- [CHALLENGE] Check every line of the entries that follow, and copy the ones containing "Hồng".

- [SUPPLIED RECORDS]

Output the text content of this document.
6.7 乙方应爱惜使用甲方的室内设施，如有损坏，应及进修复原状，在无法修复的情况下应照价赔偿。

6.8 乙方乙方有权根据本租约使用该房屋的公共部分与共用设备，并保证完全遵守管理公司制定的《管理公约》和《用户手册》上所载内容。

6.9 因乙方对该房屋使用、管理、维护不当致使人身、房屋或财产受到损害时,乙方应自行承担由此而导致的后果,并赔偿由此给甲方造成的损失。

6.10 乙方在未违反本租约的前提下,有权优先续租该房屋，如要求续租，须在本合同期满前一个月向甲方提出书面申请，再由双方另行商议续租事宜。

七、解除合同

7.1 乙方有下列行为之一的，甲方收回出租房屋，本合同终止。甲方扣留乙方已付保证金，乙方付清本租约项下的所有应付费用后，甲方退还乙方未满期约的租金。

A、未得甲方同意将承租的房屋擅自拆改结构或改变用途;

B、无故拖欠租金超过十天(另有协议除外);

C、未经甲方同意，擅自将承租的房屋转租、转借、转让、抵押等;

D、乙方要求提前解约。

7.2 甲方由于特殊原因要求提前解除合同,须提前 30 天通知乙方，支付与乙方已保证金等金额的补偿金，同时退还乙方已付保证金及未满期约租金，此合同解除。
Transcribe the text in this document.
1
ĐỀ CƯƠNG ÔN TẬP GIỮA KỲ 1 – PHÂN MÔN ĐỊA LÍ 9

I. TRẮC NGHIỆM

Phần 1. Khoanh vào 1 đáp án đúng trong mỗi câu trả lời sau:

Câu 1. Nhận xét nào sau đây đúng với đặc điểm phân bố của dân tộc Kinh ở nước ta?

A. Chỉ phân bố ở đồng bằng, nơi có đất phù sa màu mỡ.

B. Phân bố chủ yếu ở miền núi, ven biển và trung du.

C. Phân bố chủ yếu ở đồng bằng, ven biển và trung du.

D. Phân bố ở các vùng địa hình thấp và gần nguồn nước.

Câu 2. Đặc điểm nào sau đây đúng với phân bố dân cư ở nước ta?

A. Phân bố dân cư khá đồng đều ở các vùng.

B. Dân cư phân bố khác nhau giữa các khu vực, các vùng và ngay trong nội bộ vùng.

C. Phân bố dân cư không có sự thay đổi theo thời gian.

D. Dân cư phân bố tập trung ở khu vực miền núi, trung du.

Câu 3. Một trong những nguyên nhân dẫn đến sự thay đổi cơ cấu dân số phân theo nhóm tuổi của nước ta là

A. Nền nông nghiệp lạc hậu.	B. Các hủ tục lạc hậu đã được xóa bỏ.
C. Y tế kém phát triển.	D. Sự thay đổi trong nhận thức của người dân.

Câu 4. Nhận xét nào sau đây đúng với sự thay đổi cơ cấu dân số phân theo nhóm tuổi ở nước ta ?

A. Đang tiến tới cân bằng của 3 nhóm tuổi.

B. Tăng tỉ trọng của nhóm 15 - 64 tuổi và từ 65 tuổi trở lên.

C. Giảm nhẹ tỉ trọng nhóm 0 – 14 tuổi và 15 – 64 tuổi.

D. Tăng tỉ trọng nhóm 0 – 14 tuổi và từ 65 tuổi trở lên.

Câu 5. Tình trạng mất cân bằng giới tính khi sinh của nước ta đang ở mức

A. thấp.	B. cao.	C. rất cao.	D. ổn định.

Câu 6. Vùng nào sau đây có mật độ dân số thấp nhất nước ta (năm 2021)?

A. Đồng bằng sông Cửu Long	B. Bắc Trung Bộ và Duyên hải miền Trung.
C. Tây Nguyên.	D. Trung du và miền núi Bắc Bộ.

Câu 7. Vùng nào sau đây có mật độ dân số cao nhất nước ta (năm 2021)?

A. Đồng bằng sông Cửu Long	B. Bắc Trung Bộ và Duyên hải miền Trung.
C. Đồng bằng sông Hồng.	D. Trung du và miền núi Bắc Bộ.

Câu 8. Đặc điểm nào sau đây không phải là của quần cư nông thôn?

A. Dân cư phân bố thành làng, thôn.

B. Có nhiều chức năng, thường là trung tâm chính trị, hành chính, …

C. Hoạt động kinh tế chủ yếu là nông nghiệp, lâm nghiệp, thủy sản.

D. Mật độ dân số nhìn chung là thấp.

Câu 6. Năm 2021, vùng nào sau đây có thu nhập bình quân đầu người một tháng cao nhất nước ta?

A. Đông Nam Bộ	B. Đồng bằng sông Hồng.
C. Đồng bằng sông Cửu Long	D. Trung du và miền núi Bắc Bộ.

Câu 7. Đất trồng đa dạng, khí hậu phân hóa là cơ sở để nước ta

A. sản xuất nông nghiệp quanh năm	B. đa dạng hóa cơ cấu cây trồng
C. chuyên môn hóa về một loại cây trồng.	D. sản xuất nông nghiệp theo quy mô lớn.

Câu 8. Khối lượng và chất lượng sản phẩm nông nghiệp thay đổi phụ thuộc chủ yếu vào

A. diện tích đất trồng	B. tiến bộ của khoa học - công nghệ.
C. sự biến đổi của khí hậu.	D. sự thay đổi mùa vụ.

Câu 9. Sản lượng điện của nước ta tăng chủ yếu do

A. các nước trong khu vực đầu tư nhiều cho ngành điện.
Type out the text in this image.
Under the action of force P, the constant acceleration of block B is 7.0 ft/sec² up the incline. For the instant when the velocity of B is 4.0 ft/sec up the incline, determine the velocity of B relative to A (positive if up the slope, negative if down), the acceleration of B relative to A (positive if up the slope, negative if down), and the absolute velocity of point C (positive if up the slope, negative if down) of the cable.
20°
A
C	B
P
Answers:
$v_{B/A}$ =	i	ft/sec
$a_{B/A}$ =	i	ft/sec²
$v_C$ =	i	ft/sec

- [TASK RESPONSE]
C. Đồng bằng sông Hồng.	D. Trung du và miền núi Bắc Bộ.
A. Đông Nam Bộ	B. Đồng bằng sông Hồng.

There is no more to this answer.